TO DO
Copy every line that mentions the word "måler".

Stored entries
··········
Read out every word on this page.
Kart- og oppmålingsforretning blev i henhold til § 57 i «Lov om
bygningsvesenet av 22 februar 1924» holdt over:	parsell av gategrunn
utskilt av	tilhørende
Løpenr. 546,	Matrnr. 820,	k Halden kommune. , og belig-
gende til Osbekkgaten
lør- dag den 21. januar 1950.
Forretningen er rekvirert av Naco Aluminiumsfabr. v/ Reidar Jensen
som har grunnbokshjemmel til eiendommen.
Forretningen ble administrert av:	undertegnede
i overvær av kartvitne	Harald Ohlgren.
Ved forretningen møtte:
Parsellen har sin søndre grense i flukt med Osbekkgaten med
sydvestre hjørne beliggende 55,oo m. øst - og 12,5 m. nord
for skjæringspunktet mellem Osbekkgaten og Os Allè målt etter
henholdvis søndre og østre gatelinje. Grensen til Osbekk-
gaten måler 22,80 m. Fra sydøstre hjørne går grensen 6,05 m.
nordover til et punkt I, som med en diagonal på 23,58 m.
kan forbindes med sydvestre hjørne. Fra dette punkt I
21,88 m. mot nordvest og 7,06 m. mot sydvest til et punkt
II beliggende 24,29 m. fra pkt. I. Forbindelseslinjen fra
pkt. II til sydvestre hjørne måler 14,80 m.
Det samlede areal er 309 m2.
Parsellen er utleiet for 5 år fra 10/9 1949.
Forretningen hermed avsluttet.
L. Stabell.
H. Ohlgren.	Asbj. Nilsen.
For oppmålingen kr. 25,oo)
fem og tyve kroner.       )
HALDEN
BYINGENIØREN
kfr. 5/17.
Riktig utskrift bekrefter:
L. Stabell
··········
RESPONSE TO THIS EXERCISE
gaten måler 22,80 m. Fra sydøstre hjørne går grensen 6,05 m.
pkt. II til sydvestre hjørne måler 14,80 m.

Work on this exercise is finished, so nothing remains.